:: PROBLEM DETAILS ::
Pull out every line with the word "HomeView".

:: GIVEN RECORDS ::
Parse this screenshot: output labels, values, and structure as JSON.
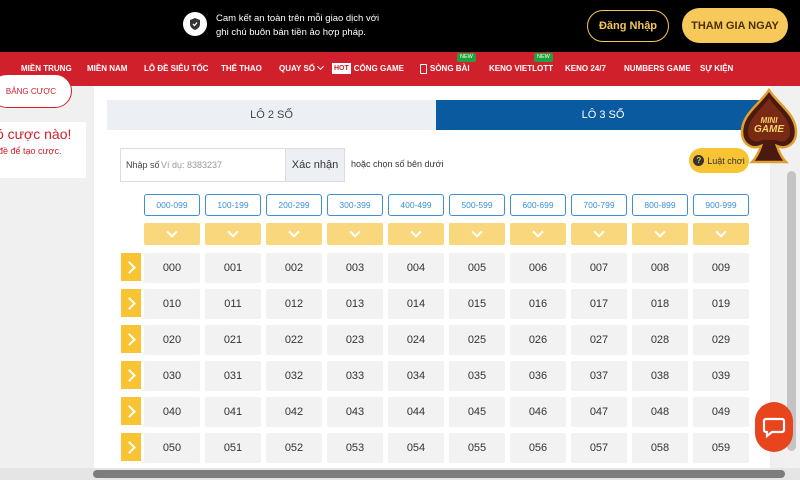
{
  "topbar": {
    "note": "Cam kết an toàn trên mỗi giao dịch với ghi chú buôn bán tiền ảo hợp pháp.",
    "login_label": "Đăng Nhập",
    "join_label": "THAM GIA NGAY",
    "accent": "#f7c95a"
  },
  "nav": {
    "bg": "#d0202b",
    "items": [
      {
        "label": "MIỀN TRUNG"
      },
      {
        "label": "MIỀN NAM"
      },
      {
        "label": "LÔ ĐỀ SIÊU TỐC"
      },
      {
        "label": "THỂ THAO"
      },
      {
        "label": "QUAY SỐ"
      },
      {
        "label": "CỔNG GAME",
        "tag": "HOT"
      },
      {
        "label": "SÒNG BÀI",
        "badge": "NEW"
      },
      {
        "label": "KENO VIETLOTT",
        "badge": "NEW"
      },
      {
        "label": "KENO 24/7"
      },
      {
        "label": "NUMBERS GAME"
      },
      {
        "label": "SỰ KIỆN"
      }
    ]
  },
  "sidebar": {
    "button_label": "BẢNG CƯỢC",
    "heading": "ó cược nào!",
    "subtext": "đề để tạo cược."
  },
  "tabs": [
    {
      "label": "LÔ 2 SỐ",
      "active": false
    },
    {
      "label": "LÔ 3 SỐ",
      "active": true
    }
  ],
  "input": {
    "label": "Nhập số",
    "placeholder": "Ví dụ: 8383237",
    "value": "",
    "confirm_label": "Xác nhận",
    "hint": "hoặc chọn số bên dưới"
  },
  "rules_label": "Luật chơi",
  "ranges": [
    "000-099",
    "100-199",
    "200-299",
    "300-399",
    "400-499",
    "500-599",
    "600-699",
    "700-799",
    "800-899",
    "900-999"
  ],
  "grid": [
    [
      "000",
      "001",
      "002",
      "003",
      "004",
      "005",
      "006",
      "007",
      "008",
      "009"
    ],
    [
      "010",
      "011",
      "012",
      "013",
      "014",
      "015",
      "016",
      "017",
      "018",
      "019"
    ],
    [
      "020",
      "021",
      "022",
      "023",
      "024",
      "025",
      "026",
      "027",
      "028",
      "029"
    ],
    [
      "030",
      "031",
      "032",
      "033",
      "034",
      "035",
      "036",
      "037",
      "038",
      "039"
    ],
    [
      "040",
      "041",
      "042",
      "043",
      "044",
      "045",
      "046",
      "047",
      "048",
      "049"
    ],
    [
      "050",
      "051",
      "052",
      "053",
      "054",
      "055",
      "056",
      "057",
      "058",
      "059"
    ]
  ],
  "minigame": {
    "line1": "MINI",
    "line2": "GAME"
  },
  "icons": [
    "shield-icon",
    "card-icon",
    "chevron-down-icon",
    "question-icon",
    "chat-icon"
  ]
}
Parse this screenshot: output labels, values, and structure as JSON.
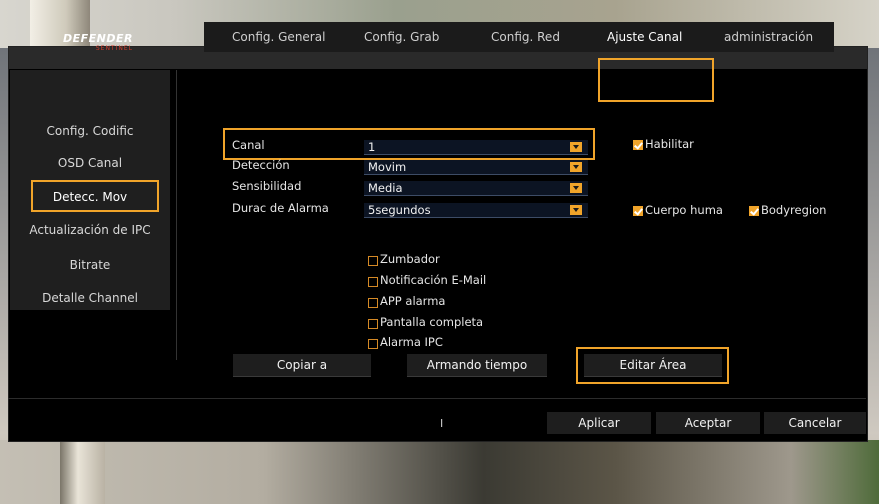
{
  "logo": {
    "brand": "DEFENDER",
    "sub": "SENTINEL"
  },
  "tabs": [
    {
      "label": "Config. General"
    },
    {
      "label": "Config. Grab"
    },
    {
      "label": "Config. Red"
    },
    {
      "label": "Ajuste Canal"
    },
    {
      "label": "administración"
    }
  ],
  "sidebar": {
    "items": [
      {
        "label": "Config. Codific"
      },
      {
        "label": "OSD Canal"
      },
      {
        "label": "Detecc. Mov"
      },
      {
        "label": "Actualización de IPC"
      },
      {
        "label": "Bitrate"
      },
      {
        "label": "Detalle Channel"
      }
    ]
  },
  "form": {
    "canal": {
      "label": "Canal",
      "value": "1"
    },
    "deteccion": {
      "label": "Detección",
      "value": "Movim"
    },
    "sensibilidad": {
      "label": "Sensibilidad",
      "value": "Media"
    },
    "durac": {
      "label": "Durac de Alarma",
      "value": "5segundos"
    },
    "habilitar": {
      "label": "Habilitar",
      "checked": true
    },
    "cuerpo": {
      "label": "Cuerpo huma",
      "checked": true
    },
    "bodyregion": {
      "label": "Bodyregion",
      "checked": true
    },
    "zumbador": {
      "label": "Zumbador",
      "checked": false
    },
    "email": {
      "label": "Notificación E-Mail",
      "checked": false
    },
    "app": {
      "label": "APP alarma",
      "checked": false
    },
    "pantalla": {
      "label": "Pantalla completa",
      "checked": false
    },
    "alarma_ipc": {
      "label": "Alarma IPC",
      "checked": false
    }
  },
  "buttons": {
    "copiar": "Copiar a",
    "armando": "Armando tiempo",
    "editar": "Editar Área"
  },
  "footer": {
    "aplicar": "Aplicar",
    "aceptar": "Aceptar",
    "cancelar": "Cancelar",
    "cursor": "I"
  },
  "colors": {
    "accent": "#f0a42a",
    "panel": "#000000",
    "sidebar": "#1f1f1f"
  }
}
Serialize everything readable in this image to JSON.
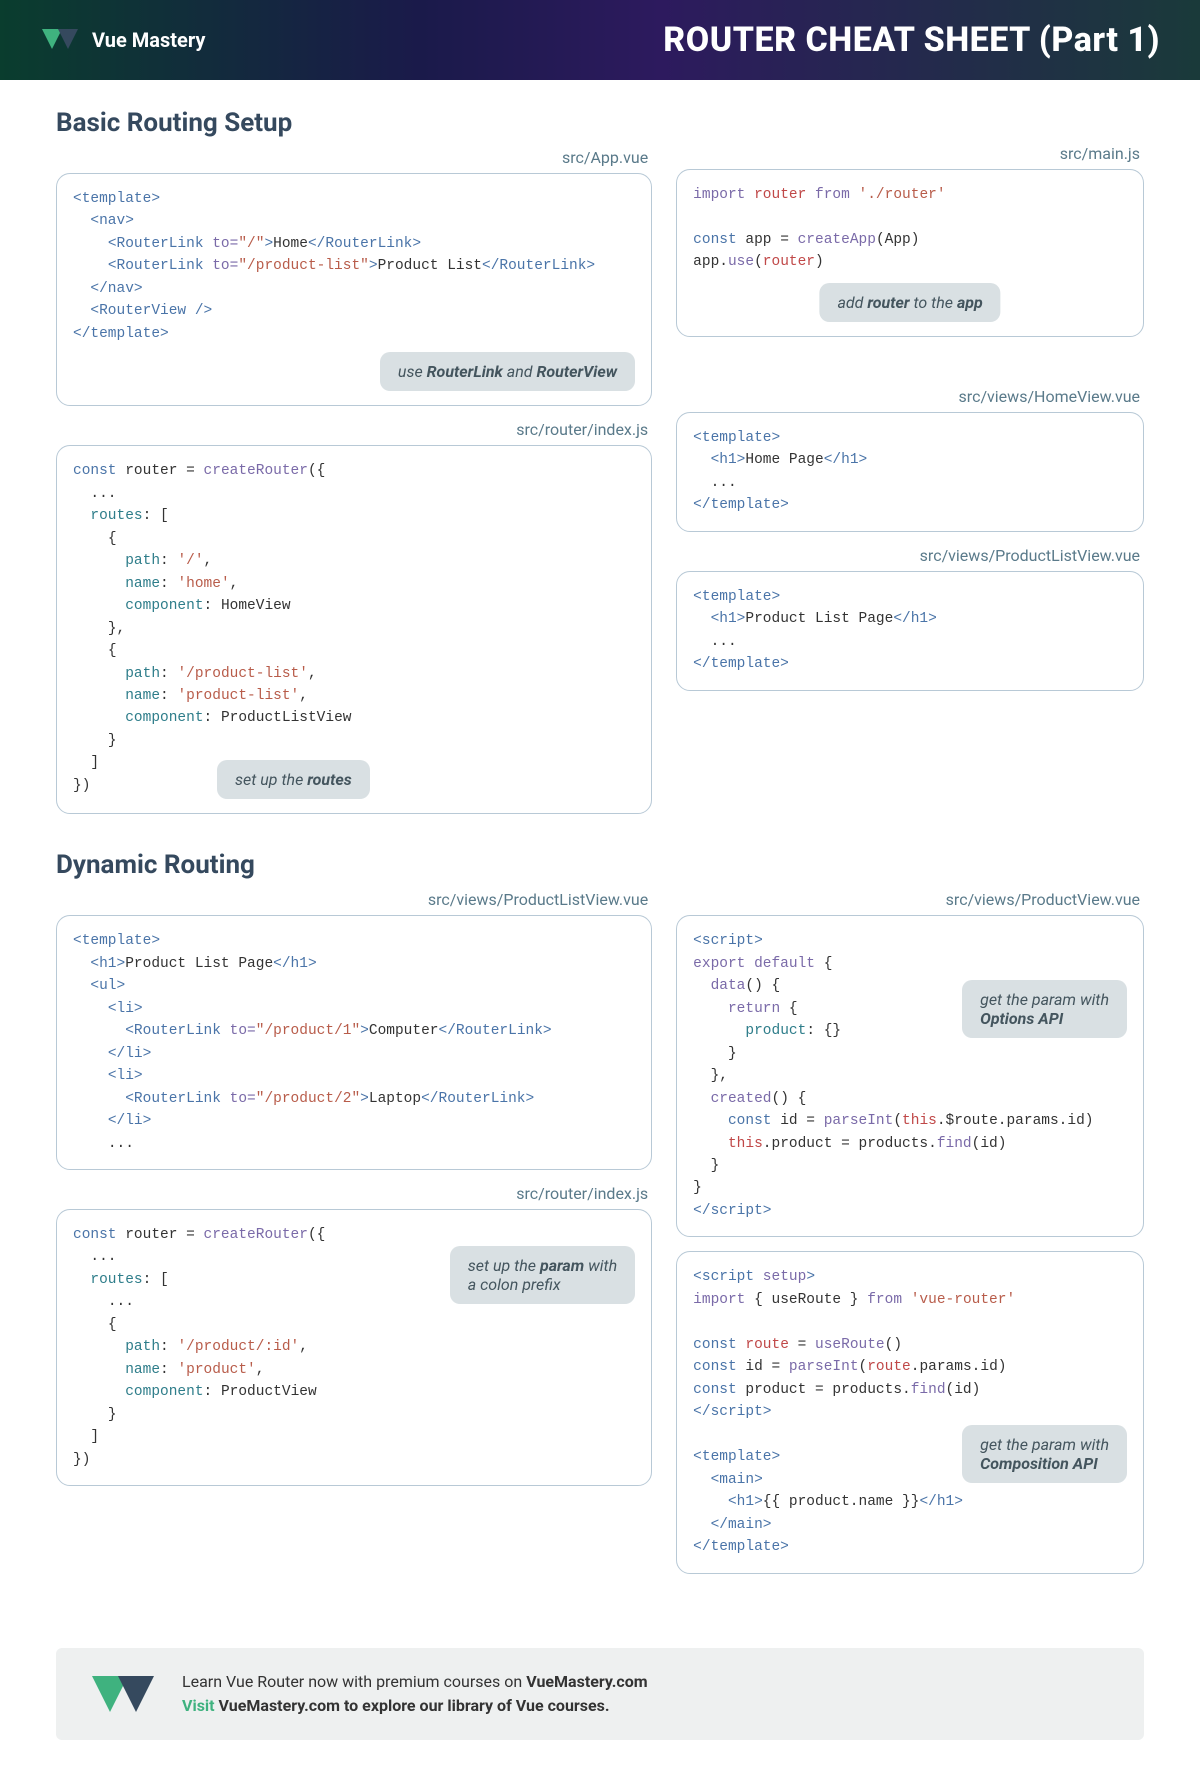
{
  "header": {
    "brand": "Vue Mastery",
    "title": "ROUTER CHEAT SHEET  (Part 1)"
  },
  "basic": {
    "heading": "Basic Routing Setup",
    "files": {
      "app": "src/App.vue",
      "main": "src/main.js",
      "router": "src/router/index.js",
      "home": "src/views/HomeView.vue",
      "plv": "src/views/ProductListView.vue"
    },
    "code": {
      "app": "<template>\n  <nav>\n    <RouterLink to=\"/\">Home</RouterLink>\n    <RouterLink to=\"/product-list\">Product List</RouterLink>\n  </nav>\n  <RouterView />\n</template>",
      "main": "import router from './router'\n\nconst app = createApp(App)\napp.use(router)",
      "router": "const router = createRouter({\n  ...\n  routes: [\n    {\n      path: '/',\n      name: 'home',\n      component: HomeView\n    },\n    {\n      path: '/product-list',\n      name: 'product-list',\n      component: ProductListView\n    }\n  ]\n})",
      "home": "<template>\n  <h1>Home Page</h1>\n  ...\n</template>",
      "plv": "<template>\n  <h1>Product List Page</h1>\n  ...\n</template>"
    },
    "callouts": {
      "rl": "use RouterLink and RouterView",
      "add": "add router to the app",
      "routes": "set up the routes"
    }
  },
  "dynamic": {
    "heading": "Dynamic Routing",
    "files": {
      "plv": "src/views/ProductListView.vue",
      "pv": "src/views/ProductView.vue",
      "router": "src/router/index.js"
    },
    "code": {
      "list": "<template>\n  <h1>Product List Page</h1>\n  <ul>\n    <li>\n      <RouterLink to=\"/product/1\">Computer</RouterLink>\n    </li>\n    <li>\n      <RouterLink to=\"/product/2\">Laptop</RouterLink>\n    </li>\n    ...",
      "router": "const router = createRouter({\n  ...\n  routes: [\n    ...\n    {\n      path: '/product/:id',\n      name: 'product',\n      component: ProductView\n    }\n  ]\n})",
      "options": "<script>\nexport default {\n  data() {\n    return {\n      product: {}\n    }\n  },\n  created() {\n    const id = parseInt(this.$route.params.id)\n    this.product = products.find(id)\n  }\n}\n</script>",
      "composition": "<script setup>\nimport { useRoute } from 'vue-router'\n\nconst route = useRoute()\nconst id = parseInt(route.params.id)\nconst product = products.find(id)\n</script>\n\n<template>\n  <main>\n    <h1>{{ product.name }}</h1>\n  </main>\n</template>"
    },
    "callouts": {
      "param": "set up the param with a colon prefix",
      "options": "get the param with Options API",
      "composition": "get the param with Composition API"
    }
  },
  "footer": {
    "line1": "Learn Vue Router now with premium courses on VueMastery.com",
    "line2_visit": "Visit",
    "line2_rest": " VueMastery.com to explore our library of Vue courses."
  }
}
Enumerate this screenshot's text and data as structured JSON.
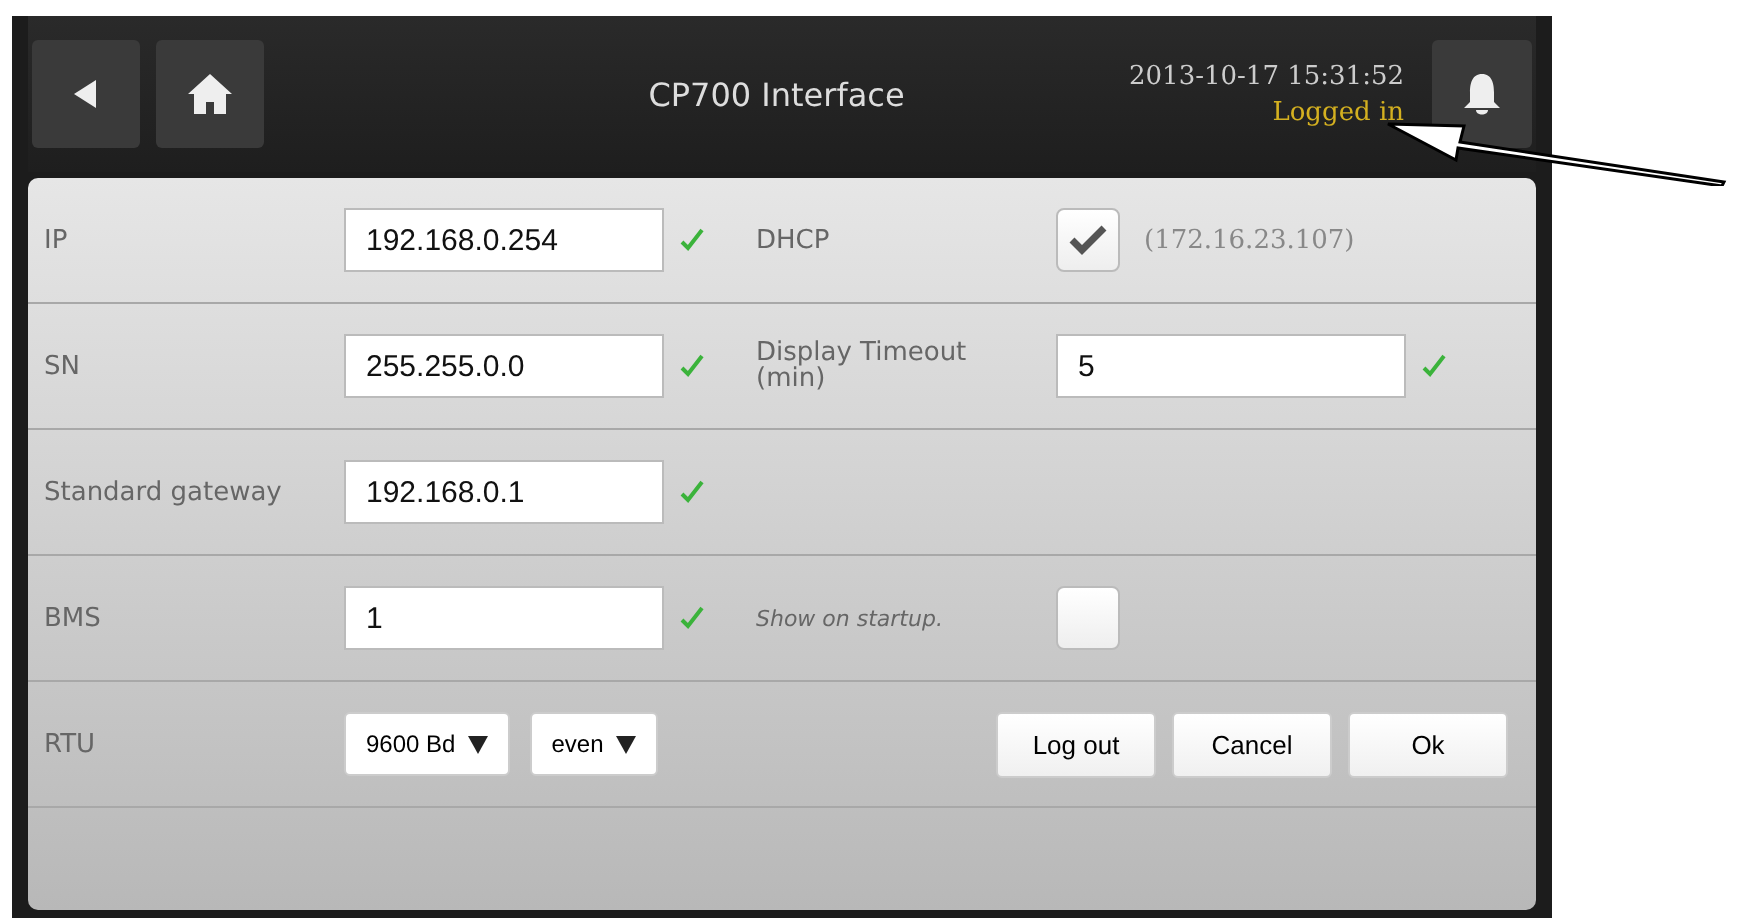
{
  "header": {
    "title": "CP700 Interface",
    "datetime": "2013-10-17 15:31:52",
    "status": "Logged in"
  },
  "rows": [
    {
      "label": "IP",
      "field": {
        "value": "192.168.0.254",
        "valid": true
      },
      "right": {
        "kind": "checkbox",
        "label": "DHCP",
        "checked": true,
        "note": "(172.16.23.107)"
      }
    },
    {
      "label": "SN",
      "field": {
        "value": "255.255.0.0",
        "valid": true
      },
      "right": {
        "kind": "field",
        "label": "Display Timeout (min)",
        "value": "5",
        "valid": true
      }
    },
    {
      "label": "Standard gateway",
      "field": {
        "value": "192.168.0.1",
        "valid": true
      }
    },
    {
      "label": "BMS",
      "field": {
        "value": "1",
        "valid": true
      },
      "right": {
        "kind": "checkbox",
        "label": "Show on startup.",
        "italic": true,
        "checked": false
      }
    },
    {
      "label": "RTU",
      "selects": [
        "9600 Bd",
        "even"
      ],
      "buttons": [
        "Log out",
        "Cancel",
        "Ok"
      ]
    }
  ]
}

:: REPLY TO THE TASK ::
      "home": "src/views/HomeView.vue",
      "router": "const router = createRouter({\n  ...\n  routes: [\n    {\n      path: '/',\n      name: 'home',\n      component: HomeView\n    },\n    {\n      path: '/product-list',\n      name: 'product-list',\n      component: ProductListView\n    }\n  ]\n})",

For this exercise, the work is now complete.